───── Extrait proposé ─────
Les Mains dans les poches: Patrick McGuinness, Jetez-moi aux chiens

Peu avant Noël, au Sud de Londres, est retrouvé le cadavre d’une jeune femme, Zalie Dyer. L’enquête commence et un suspect est très vite désigné : M. Wolphman, ancien prof du lycée de la ville, désormais en retraite, qui clame évidemment son innocence. Jusqu’ici la trame du dernier roman de Patrick McGuinness, Jetez-moi aux chiens, pourrait sembler on ne peut plus classique, c’est pourtant une expérience sidérante qui attend le lecteur, une plongée dans les dessous de nos présents, au cœur des rumeurs et réseaux qui le tissent et amplifient toute info. Si Jetez-moi aux chiens est un roman policier, c’est à la manière d’un Envers de l’histoire contemporaine, devenu recto de nos écrans.

Le roman de Patrick McGuinness commence avant la construction du tunnel sous la Manche, dans un « comté de ponts, de jetées et de viaducs », un « lieu où c’est toujours maintenant ». La ville est coupée en deux par un pont — d’un côté les quartiers bourgeois, de l’autre les zones commerciales et industrielles — un pont qui, plus largement, figure les scissions anciennes du lieu. C’est à elles que songe Ander lorsque s’ouvre le récit, un homme qui n’aura de cesse, comme le roman, de confronter passer et présent, pour tenter de venir à bout d’une double quête : dans le présent, trouver qui a étranglé la jeune femme abandonnée « comme une poupée cassée dans un sac poubelle » (selon les mots platement lyriques d’un tabloïd) et, dans le passé, son passé, venir à bout d’une scène qui le hante depuis des décennies.

Le fait divers et l’emballement médiatique qu’il provoque actualisent tout ce que la ville a voulu taire, une violence qui n’est pas celle « des thrillers ou des séries policières » mais bien la « violence terne et sourde du quotidien », celle qui est « tout simplement là, une fuite de noirceur ordinaire qui suinte, ruisselle et s’accumule, jusqu’au jour où ça déborde ». Et ce jour est arrivé, provoquant en Gary qui enquête sur l’affaire avec Ander une avalanche de métaphores filées sur les égouts et le fatberg. « Gary sait qu’il n’y a plus ni dessus ni dessous, nous sommes tous plongés dans la même confusion ».

Le suspect tout désigné du meurtre est donc M. Wolphram, ancien professeur du lycée pour garçons de la ville, désormais en retraite, voisin de la victime. Il a beau réaffirmer son innocence, tout l’accuse et les réseaux sociaux comme la presse (tabloïds aussi bien que journaux respectables) se repaissent de faits montés en épingle, jugements à l’emporte-pièce et autres rumeurs, avec, pour chef de meute, la journaliste Lynne Forestier qui œuvre à sa propre gloire en couvrant le fait divers. Pourtant, Ander le soupçonne, quelque chose cloche dans le récit bien ficelé qu’offre ce coupable idéal, « il est peut-être coupable, mais pas de ça ».
─────
Consignes >>
1 - D'après la critique, quelle journaliste mène la meute en couvrant le fait divers pour sa propre gloire ?
2 - Dans la liste, modifiez la partie qui s'ouvre sur la première ligne et se termine par la ligne contenant "inset-bar-label: Over Bet", bornes comprises, en remplaçant "callout-line" par "note-line". Ne reproduisez que ces lignes.
La critique et la liste sont deux documents sans aucun lien entre eux.
───── Données fournies ─────
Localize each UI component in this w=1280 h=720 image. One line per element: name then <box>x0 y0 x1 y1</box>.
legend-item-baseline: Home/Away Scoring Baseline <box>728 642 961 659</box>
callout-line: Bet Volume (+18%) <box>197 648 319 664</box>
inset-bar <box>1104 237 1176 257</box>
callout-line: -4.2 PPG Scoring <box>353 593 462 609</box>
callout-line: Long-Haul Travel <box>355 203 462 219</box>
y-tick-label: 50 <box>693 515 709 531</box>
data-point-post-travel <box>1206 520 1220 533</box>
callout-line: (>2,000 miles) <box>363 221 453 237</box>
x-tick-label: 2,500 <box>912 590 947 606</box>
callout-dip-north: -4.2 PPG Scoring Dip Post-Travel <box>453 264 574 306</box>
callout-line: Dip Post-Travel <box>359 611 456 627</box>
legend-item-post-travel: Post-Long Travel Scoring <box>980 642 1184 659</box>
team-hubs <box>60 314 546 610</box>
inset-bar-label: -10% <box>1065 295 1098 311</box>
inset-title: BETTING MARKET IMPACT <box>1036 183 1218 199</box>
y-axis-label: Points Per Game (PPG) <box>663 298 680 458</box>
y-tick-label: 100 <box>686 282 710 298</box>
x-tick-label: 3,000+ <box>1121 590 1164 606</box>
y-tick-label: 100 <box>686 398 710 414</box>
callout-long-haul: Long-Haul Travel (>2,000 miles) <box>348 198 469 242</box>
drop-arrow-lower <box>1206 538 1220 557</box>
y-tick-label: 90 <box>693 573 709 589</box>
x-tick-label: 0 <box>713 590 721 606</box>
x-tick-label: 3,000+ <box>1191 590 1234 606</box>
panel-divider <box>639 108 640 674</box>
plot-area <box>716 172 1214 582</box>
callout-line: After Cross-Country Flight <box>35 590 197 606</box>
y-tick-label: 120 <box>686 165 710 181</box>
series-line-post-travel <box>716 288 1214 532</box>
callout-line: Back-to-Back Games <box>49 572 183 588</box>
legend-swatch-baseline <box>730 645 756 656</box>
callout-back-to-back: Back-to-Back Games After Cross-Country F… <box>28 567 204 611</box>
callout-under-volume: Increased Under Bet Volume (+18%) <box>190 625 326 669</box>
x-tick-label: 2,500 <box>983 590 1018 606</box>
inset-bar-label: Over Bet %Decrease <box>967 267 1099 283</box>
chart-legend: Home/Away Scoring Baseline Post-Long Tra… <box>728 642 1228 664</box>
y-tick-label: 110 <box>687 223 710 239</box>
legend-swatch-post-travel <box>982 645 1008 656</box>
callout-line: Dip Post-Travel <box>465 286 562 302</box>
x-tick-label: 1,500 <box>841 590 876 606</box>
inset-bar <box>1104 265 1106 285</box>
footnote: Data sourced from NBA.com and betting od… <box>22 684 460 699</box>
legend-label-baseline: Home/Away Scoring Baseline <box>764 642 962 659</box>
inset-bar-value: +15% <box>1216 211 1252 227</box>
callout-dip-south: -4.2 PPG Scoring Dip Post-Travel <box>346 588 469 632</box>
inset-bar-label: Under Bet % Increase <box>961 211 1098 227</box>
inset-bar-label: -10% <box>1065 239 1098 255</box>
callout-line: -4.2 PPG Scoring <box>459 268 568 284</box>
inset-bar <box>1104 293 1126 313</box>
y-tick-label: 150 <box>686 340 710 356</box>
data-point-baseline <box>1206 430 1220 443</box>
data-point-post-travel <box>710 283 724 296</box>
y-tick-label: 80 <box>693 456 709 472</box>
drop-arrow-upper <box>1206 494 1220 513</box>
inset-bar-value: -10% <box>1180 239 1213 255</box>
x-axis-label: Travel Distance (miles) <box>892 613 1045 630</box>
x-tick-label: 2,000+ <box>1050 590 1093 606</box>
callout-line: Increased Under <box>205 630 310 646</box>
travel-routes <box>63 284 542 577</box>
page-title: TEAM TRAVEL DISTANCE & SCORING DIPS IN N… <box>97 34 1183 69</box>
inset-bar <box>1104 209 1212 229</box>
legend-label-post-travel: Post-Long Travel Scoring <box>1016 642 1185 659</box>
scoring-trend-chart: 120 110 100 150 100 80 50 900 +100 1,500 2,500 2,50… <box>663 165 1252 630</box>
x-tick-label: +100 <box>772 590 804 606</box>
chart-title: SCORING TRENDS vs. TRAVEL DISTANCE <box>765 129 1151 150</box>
─────
Réponses attendues >>
1 - La journaliste Lynne Forestier.

2 -
Localize each UI component in this w=1280 h=720 image. One line per element: name then <box>x0 y0 x1 y1</box>.
legend-item-baseline: Home/Away Scoring Baseline <box>728 642 961 659</box>
note-line: Bet Volume (+18%) <box>197 648 319 664</box>
inset-bar <box>1104 237 1176 257</box>
note-line: -4.2 PPG Scoring <box>353 593 462 609</box>
note-line: Long-Haul Travel <box>355 203 462 219</box>
y-tick-label: 50 <box>693 515 709 531</box>
data-point-post-travel <box>1206 520 1220 533</box>
note-line: (>2,000 miles) <box>363 221 453 237</box>
x-tick-label: 2,500 <box>912 590 947 606</box>
callout-dip-north: -4.2 PPG Scoring Dip Post-Travel <box>453 264 574 306</box>
note-line: Dip Post-Travel <box>359 611 456 627</box>
legend-item-post-travel: Post-Long Travel Scoring <box>980 642 1184 659</box>
team-hubs <box>60 314 546 610</box>
inset-bar-label: -10% <box>1065 295 1098 311</box>
inset-title: BETTING MARKET IMPACT <box>1036 183 1218 199</box>
y-axis-label: Points Per Game (PPG) <box>663 298 680 458</box>
y-tick-label: 100 <box>686 282 710 298</box>
x-tick-label: 3,000+ <box>1121 590 1164 606</box>
y-tick-label: 100 <box>686 398 710 414</box>
callout-long-haul: Long-Haul Travel (>2,000 miles) <box>348 198 469 242</box>
drop-arrow-lower <box>1206 538 1220 557</box>
y-tick-label: 90 <box>693 573 709 589</box>
x-tick-label: 0 <box>713 590 721 606</box>
x-tick-label: 3,000+ <box>1191 590 1234 606</box>
panel-divider <box>639 108 640 674</box>
plot-area <box>716 172 1214 582</box>
note-line: After Cross-Country Flight <box>35 590 197 606</box>
y-tick-label: 120 <box>686 165 710 181</box>
series-line-post-travel <box>716 288 1214 532</box>
note-line: Back-to-Back Games <box>49 572 183 588</box>
legend-swatch-baseline <box>730 645 756 656</box>
callout-back-to-back: Back-to-Back Games After Cross-Country F… <box>28 567 204 611</box>
callout-under-volume: Increased Under Bet Volume (+18%) <box>190 625 326 669</box>
x-tick-label: 2,500 <box>983 590 1018 606</box>
inset-bar-label: Over Bet %Decrease <box>967 267 1099 283</box>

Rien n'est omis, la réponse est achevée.